(Dataset rows)
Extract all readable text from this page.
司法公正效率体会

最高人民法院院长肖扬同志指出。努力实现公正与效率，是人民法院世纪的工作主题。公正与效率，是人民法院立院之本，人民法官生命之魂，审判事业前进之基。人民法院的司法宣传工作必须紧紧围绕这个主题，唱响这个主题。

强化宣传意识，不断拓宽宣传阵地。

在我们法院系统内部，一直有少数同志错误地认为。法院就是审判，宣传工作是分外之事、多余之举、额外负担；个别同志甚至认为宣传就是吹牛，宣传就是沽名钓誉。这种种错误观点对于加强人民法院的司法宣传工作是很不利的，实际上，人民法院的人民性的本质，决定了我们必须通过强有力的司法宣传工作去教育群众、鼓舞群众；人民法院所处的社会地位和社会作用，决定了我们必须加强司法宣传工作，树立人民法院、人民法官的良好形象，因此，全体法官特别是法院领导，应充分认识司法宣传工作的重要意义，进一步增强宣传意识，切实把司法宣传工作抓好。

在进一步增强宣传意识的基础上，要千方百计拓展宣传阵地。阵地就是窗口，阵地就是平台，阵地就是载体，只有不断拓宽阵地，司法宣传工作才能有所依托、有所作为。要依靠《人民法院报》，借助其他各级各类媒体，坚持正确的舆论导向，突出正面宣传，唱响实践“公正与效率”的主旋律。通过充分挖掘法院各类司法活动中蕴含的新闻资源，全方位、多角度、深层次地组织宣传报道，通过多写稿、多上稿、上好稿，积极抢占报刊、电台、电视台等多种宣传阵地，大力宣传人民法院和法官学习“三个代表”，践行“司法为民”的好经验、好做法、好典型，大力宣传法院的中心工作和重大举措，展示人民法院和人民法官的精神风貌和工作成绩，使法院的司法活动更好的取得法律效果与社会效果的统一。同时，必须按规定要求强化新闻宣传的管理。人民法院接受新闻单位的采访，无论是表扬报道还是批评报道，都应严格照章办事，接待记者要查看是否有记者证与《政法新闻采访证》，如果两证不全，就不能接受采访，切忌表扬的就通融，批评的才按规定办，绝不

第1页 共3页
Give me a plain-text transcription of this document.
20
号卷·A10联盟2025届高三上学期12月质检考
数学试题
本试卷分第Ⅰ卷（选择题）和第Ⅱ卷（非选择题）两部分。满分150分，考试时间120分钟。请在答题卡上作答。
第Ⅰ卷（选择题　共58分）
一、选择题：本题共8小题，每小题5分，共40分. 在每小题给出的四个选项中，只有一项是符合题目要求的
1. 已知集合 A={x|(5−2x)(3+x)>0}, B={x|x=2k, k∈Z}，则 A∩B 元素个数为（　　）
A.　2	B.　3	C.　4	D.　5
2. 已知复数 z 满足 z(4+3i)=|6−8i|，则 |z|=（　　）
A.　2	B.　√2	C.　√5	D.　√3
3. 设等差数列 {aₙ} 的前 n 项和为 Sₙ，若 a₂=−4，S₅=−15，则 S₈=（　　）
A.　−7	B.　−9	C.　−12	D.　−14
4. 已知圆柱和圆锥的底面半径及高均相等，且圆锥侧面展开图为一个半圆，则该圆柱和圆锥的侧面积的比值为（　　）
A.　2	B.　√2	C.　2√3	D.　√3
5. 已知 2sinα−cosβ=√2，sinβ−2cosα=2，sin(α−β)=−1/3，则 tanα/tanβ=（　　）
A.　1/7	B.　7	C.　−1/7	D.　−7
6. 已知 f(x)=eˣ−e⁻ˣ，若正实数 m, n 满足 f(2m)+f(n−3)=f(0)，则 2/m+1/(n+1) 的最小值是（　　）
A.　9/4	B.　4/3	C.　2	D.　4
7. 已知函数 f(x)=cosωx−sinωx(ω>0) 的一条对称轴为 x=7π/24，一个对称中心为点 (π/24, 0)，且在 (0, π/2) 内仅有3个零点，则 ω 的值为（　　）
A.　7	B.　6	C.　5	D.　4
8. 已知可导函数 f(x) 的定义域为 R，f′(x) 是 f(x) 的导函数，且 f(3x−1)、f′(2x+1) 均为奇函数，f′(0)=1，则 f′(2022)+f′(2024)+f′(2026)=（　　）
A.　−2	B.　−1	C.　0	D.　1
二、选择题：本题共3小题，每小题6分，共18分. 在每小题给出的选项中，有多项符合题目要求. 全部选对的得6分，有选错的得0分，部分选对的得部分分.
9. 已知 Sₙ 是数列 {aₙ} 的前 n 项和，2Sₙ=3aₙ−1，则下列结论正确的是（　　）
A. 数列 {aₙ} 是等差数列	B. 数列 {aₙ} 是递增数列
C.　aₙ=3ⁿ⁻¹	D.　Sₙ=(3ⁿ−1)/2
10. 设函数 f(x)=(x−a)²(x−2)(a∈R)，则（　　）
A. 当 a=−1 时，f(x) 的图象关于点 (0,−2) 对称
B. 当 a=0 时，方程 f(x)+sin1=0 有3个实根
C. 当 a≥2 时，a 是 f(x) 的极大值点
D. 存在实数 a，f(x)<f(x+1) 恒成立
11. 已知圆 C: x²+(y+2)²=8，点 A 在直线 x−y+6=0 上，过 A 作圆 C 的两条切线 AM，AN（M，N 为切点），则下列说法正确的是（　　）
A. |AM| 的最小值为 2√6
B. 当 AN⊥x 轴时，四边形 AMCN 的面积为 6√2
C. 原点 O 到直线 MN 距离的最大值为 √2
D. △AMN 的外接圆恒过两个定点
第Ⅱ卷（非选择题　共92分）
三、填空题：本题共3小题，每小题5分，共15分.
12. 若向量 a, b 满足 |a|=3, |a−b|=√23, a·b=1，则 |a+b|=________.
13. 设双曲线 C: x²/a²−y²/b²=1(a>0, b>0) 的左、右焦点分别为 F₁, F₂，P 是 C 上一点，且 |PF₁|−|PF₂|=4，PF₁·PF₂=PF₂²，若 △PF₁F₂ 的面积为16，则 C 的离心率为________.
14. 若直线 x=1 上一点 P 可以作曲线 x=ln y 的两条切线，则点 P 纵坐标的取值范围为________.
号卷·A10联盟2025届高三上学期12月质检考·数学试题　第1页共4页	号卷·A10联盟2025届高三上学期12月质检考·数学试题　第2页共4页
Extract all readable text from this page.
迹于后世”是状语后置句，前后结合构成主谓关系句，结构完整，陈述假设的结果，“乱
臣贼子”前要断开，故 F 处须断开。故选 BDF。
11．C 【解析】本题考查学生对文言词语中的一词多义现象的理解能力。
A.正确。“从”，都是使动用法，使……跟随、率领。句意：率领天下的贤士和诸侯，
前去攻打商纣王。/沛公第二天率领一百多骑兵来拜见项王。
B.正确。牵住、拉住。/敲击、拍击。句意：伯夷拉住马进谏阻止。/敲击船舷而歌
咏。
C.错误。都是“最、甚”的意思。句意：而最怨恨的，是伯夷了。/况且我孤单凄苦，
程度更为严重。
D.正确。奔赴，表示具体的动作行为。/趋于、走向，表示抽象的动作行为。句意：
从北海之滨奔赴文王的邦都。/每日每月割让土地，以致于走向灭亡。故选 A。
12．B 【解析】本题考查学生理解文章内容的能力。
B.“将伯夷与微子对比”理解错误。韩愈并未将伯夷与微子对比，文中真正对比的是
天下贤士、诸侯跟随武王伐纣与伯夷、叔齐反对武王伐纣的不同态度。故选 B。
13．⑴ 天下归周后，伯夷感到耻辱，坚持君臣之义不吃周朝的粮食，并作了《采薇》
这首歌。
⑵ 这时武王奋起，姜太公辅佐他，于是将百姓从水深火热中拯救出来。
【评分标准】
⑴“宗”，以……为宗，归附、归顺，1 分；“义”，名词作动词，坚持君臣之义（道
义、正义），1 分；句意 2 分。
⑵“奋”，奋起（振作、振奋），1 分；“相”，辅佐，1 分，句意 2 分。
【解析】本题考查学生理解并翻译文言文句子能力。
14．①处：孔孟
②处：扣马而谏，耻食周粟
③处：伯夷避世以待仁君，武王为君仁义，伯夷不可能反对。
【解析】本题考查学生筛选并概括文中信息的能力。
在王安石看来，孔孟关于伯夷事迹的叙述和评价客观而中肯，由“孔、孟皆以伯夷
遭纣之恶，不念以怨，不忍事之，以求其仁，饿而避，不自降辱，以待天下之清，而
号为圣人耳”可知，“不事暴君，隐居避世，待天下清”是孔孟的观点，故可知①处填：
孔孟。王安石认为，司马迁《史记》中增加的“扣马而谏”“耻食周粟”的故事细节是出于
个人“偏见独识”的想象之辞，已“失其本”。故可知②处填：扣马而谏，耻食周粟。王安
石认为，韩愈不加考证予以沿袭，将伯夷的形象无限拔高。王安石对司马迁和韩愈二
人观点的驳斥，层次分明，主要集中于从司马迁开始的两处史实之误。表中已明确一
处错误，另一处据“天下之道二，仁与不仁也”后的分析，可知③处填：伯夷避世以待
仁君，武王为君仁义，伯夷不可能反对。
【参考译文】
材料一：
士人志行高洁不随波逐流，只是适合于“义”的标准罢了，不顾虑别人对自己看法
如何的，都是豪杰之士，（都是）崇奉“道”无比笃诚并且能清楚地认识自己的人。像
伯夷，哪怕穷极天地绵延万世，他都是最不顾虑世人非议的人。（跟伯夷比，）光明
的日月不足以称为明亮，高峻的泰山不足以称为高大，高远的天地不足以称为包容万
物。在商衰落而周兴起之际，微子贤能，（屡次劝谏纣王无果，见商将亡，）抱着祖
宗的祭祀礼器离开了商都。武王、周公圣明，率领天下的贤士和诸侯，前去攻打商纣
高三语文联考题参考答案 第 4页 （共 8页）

§ TASK STATEMENT: Select every line of the material above holding the word "公正与效率" and copy it.

§ WRITTEN ANSWER:
最高人民法院院长肖扬同志指出。努力实现公正与效率，是人民法院世纪的工作主题。公正与效率，是人民法院立院之本，人民法官生命之魂，审判事业前进之基。人民法院的司法宣传工作必须紧紧围绕这个主题，唱响这个主题。
在进一步增强宣传意识的基础上，要千方百计拓展宣传阵地。阵地就是窗口，阵地就是平台，阵地就是载体，只有不断拓宽阵地，司法宣传工作才能有所依托、有所作为。要依靠《人民法院报》，借助其他各级各类媒体，坚持正确的舆论导向，突出正面宣传，唱响实践“公正与效率”的主旋律。通过充分挖掘法院各类司法活动中蕴含的新闻资源，全方位、多角度、深层次地组织宣传报道，通过多写稿、多上稿、上好稿，积极抢占报刊、电台、电视台等多种宣传阵地，大力宣传人民法院和法官学习“三个代表”，践行“司法为民”的好经验、好做法、好典型，大力宣传法院的中心工作和重大举措，展示人民法院和人民法官的精神风貌和工作成绩，使法院的司法活动更好的取得法律效果与社会效果的统一。同时，必须按规定要求强化新闻宣传的管理。人民法院接受新闻单位的采访，无论是表扬报道还是批评报道，都应严格照章办事，接待记者要查看是否有记者证与《政法新闻采访证》，如果两证不全，就不能接受采访，切忌表扬的就通融，批评的才按规定办，绝不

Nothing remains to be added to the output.